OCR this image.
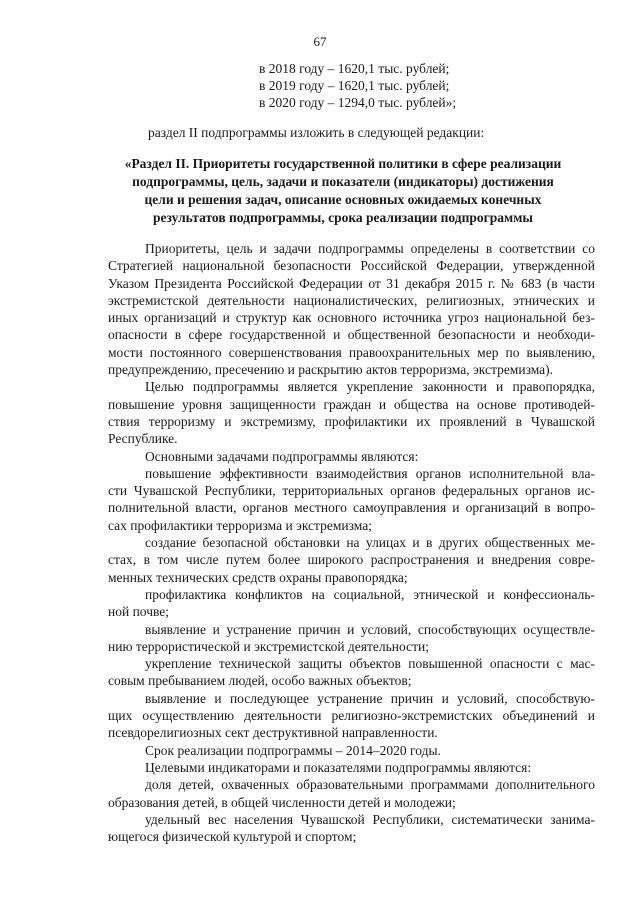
67
в 2018 году – 1620,1 тыс. рублей;
в 2019 году – 1620,1 тыс. рублей;
в 2020 году – 1294,0 тыс. рублей»;
раздел II подпрограммы изложить в следующей редакции:
«Раздел II. Приоритеты государственной политики в сфере реализации
подпрограммы, цель, задачи и показатели (индикаторы) достижения
цели и решения задач, описание основных ожидаемых конечных
результатов подпрограммы, срока реализации подпрограммы
Приоритеты, цель и задачи подпрограммы определены в соответствии со
Стратегией национальной безопасности Российской Федерации, утвержденной
Указом Президента Российской Федерации от 31 декабря 2015 г. № 683 (в части
экстремистской деятельности националистических, религиозных, этнических и
иных организаций и структур как основного источника угроз национальной без-
опасности в сфере государственной и общественной безопасности и необходи-
мости постоянного совершенствования правоохранительных мер по выявлению,
предупреждению, пресечению и раскрытию актов терроризма, экстремизма).
Целью подпрограммы является укрепление законности и правопорядка,
повышение уровня защищенности граждан и общества на основе противодей-
ствия терроризму и экстремизму, профилактики их проявлений в Чувашской
Республике.
Основными задачами подпрограммы являются:
повышение эффективности взаимодействия органов исполнительной вла-
сти Чувашской Республики, территориальных органов федеральных органов ис-
полнительной власти, органов местного самоуправления и организаций в вопро-
сах профилактики терроризма и экстремизма;
создание безопасной обстановки на улицах и в других общественных ме-
стах, в том числе путем более широкого распространения и внедрения совре-
менных технических средств охраны правопорядка;
профилактика конфликтов на социальной, этнической и конфессиональ-
ной почве;
выявление и устранение причин и условий, способствующих осуществле-
нию террористической и экстремистской деятельности;
укрепление технической защиты объектов повышенной опасности с мас-
совым пребыванием людей, особо важных объектов;
выявление и последующее устранение причин и условий, способствую-
щих осуществлению деятельности религиозно-экстремистских объединений и
псевдорелигиозных сект деструктивной направленности.
Срок реализации подпрограммы – 2014–2020 годы.
Целевыми индикаторами и показателями подпрограммы являются:
доля детей, охваченных образовательными программами дополнительного
образования детей, в общей численности детей и молодежи;
удельный вес населения Чувашской Республики, систематически занима-
ющегося физической культурой и спортом;
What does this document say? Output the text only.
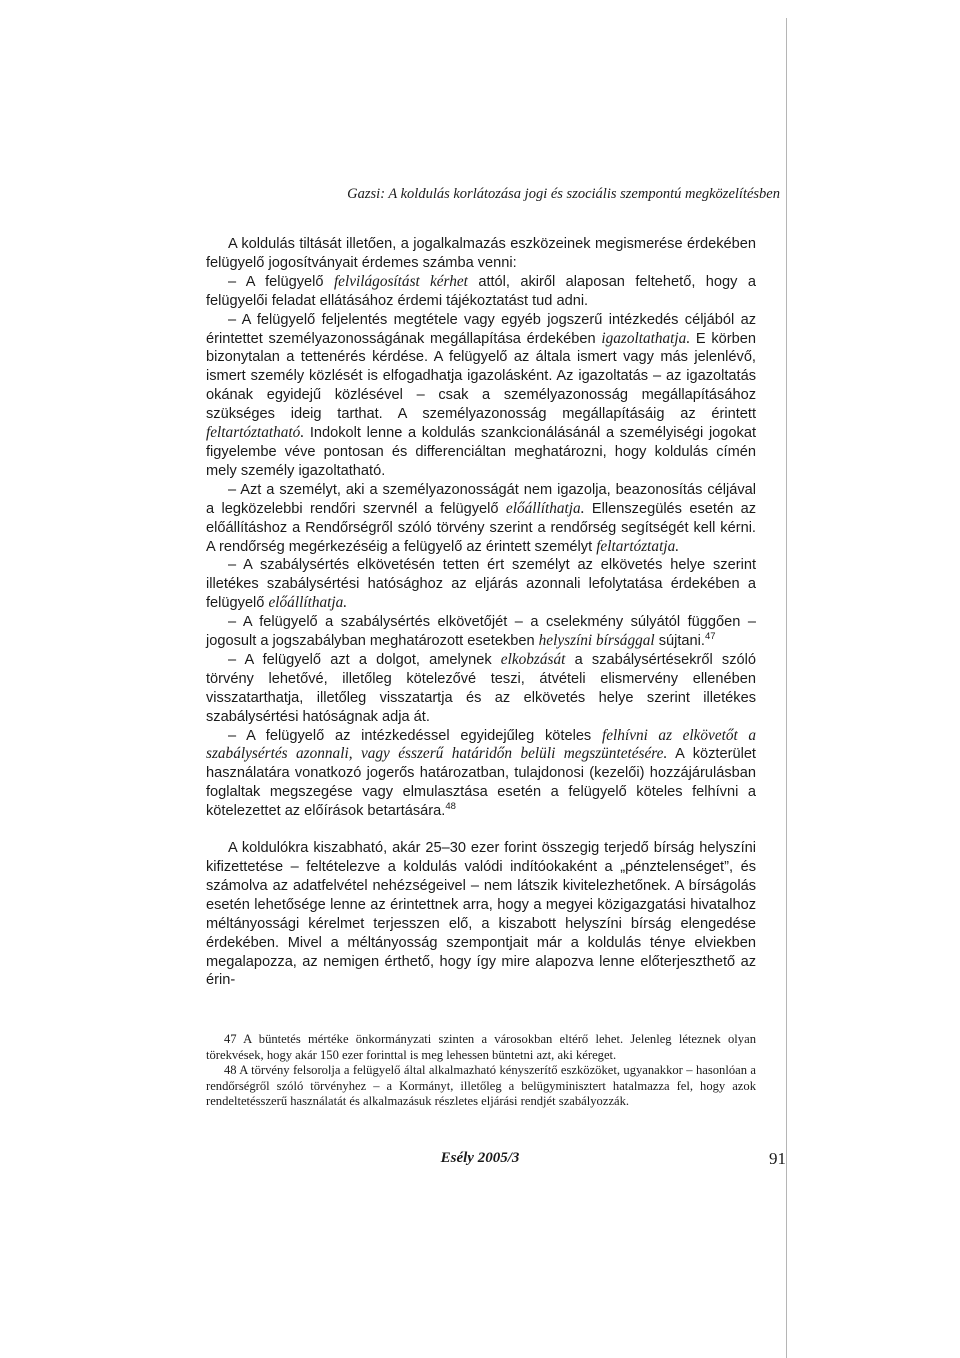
Gazsi: A koldulás korlátozása jogi és szociális szempontú megközelítésben

A koldulás tiltását illetően, a jogalkalmazás eszközeinek megismerése érdekében felügyelő jogosítványait érdemes számba venni:

– A felügyelő felvilágosítást kérhet attól, akiről alaposan feltehető, hogy a felügyelői feladat ellátásához érdemi tájékoztatást tud adni.

– A felügyelő feljelentés megtétele vagy egyéb jogszerű intézkedés céljából az érintettet személyazonosságának megállapítása érdekében igazoltathatja. E körben bizonytalan a tettenérés kérdése. A felügyelő az általa ismert vagy más jelenlévő, ismert személy közlését is elfogadhatja igazolásként. Az igazoltatás – az igazoltatás okának egyidejű közlésével – csak a személyazonosság megállapításához szükséges ideig tarthat. A személyazonosság megállapításáig az érintett feltartóztatható. Indokolt lenne a koldulás szankcionálásánál a személyiségi jogokat figyelembe véve pontosan és differenciáltan meghatározni, hogy koldulás címén mely személy igazoltatható.

– Azt a személyt, aki a személyazonosságát nem igazolja, beazonosítás céljával a legközelebbi rendőri szervnél a felügyelő előállíthatja. Ellenszegülés esetén az előállításhoz a Rendőrségről szóló törvény szerint a rendőrség segítségét kell kérni. A rendőrség megérkezéséig a felügyelő az érintett személyt feltartóztatja.

– A szabálysértés elkövetésén tetten ért személyt az elkövetés helye szerint illetékes szabálysértési hatósághoz az eljárás azonnali lefolytatása érdekében a felügyelő előállíthatja.

– A felügyelő a szabálysértés elkövetőjét – a cselekmény súlyától függően – jogosult a jogszabályban meghatározott esetekben helyszíni bírsággal sújtani.$^{47}$

– A felügyelő azt a dolgot, amelynek elkobzását a szabálysértésekről szóló törvény lehetővé, illetőleg kötelezővé teszi, átvételi elismervény ellenében visszatarthatja, illetőleg visszatartja és az elkövetés helye szerint illetékes szabálysértési hatóságnak adja át.

– A felügyelő az intézkedéssel egyidejűleg köteles felhívni az elkövetőt a szabálysértés azonnali, vagy ésszerű határidőn belüli megszüntetésére. A közterület használatára vonatkozó jogerős határozatban, tulajdonosi (kezelői) hozzájárulásban foglaltak megszegése vagy elmulasztása esetén a felügyelő köteles felhívni a kötelezettet az előírások betartására.$^{48}$

A koldulókra kiszabható, akár 25–30 ezer forint összegig terjedő bírság helyszíni kifizettetése – feltételezve a koldulás valódi indítóokaként a „pénztelenséget”, és számolva az adatfelvétel nehézségeivel – nem látszik kivitelezhetőnek. A bírságolás esetén lehetősége lenne az érintettnek arra, hogy a megyei közigazgatási hivatalhoz méltányossági kérelmet terjesszen elő, a kiszabott helyszíni bírság elengedése érdekében. Mivel a méltányosság szempontjait már a koldulás ténye elviekben megalapozza, az nemigen érthető, hogy így mire alapozva lenne előterjeszthető az érin-

47 A büntetés mértéke önkormányzati szinten a városokban eltérő lehet. Jelenleg léteznek olyan törekvések, hogy akár 150 ezer forinttal is meg lehessen büntetni azt, aki kéreget.

48 A törvény felsorolja a felügyelő által alkalmazható kényszerítő eszközöket, ugyanakkor – hasonlóan a rendőrségről szóló törvényhez – a Kormányt, illetőleg a belügyminisztert hatalmazza fel, hogy azok rendeltetésszerű használatát és alkalmazásuk részletes eljárási rendjét szabályozzák.

Esély 2005/3	91
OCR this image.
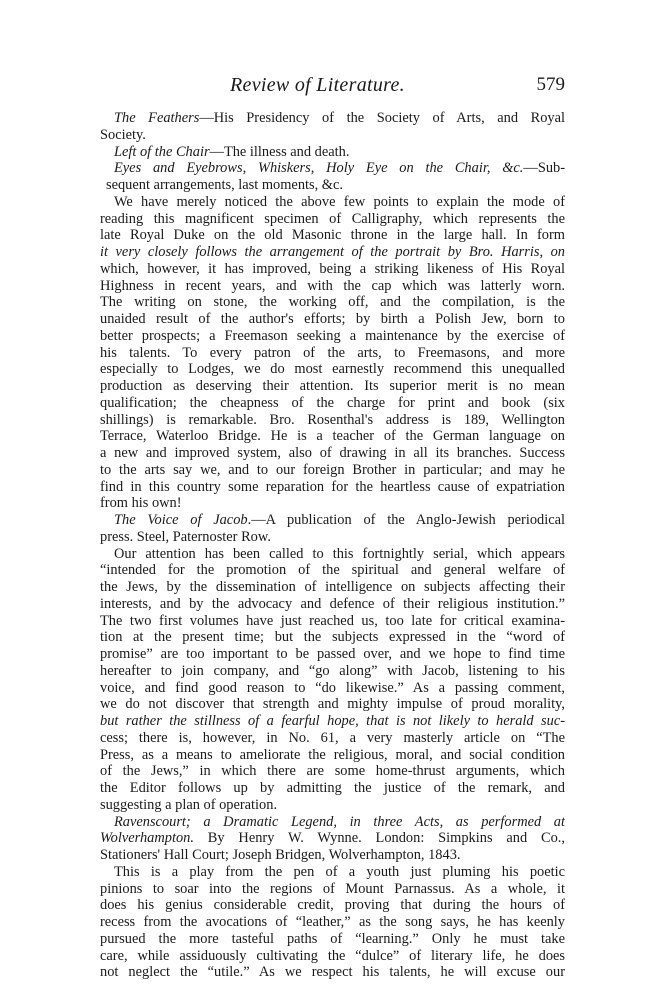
Review of Literature.	579
The Feathers—His Presidency of the Society of Arts, and Royal
Society.
Left of the Chair—The illness and death.
Eyes and Eyebrows, Whiskers, Holy Eye on the Chair, &c.—Sub-
sequent arrangements, last moments, &c.
We have merely noticed the above few points to explain the mode of
reading this magnificent specimen of Calligraphy, which represents the
late Royal Duke on the old Masonic throne in the large hall. In form
it very closely follows the arrangement of the portrait by Bro. Harris, on
which, however, it has improved, being a striking likeness of His Royal
Highness in recent years, and with the cap which was latterly worn.
The writing on stone, the working off, and the compilation, is the
unaided result of the author's efforts; by birth a Polish Jew, born to
better prospects; a Freemason seeking a maintenance by the exercise of
his talents. To every patron of the arts, to Freemasons, and more
especially to Lodges, we do most earnestly recommend this unequalled
production as deserving their attention. Its superior merit is no mean
qualification; the cheapness of the charge for print and book (six
shillings) is remarkable. Bro. Rosenthal's address is 189, Wellington
Terrace, Waterloo Bridge. He is a teacher of the German language on
a new and improved system, also of drawing in all its branches. Success
to the arts say we, and to our foreign Brother in particular; and may he
find in this country some reparation for the heartless cause of expatriation
from his own!
The Voice of Jacob.—A publication of the Anglo-Jewish periodical
press. Steel, Paternoster Row.
Our attention has been called to this fortnightly serial, which appears
“intended for the promotion of the spiritual and general welfare of
the Jews, by the dissemination of intelligence on subjects affecting their
interests, and by the advocacy and defence of their religious institution.”
The two first volumes have just reached us, too late for critical examina-
tion at the present time; but the subjects expressed in the “word of
promise” are too important to be passed over, and we hope to find time
hereafter to join company, and “go along” with Jacob, listening to his
voice, and find good reason to “do likewise.” As a passing comment,
we do not discover that strength and mighty impulse of proud morality,
but rather the stillness of a fearful hope, that is not likely to herald suc-
cess; there is, however, in No. 61, a very masterly article on “The
Press, as a means to ameliorate the religious, moral, and social condition
of the Jews,” in which there are some home-thrust arguments, which
the Editor follows up by admitting the justice of the remark, and
suggesting a plan of operation.
Ravenscourt; a Dramatic Legend, in three Acts, as performed at
Wolverhampton. By Henry W. Wynne. London: Simpkins and Co.,
Stationers' Hall Court; Joseph Bridgen, Wolverhampton, 1843.
This is a play from the pen of a youth just pluming his poetic
pinions to soar into the regions of Mount Parnassus. As a whole, it
does his genius considerable credit, proving that during the hours of
recess from the avocations of “leather,” as the song says, he has keenly
pursued the more tasteful paths of “learning.” Only he must take
care, while assiduously cultivating the “dulce” of literary life, he does
not neglect the “utile.” As we respect his talents, he will excuse our
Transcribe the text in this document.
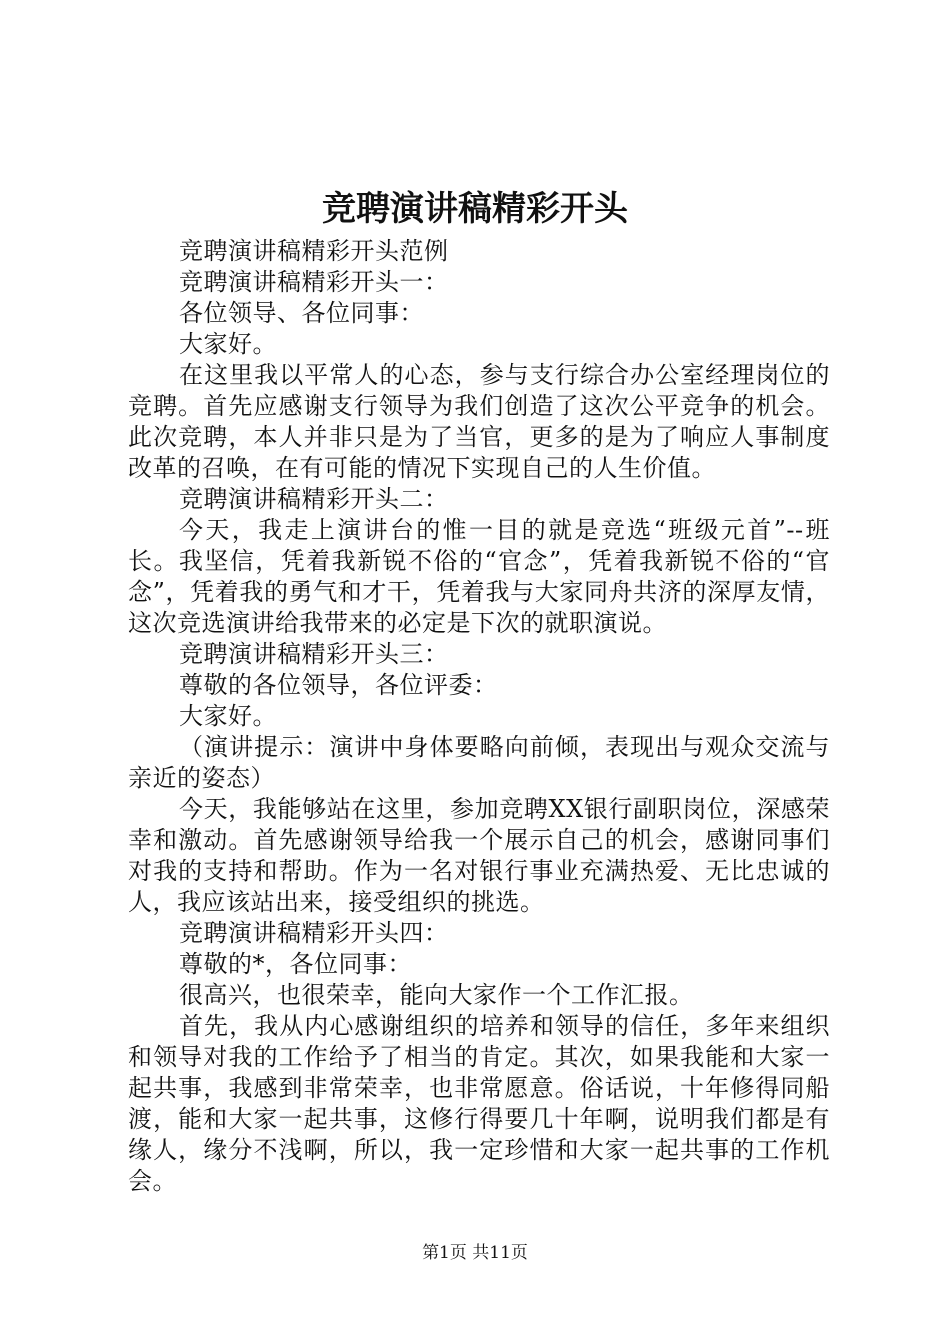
竞聘演讲稿精彩开头

竞聘演讲稿精彩开头范例

竞聘演讲稿精彩开头一：

各位领导、各位同事：

大家好。

在这里我以平常人的心态，参与支行综合办公室经理岗位的竞聘。首先应感谢支行领导为我们创造了这次公平竞争的机会。此次竞聘，本人并非只是为了当官，更多的是为了响应人事制度改革的召唤，在有可能的情况下实现自己的人生价值。

竞聘演讲稿精彩开头二：

今天，我走上演讲台的惟一目的就是竞选“班级元首”--班长。我坚信，凭着我新锐不俗的“官念”，凭着我新锐不俗的“官念”，凭着我的勇气和才干，凭着我与大家同舟共济的深厚友情，这次竞选演讲给我带来的必定是下次的就职演说。

竞聘演讲稿精彩开头三：

尊敬的各位领导，各位评委：

大家好。

（演讲提示：演讲中身体要略向前倾，表现出与观众交流与亲近的姿态）

今天，我能够站在这里，参加竞聘XX银行副职岗位，深感荣幸和激动。首先感谢领导给我一个展示自己的机会，感谢同事们对我的支持和帮助。作为一名对银行事业充满热爱、无比忠诚的人，我应该站出来，接受组织的挑选。

竞聘演讲稿精彩开头四：

尊敬的*，各位同事：

很高兴，也很荣幸，能向大家作一个工作汇报。

首先，我从内心感谢组织的培养和领导的信任，多年来组织和领导对我的工作给予了相当的肯定。其次，如果我能和大家一起共事，我感到非常荣幸，也非常愿意。俗话说，十年修得同船渡，能和大家一起共事，这修行得要几十年啊，说明我们都是有缘人，缘分不浅啊，所以，我一定珍惜和大家一起共事的工作机会。

第1页 共11页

WHAT YOU SHOULD DO. Go over the records above line by line and count those holding the word "Чувашской". Reply only with the number.

SOLUTION FOR THIS PROBLEM. 3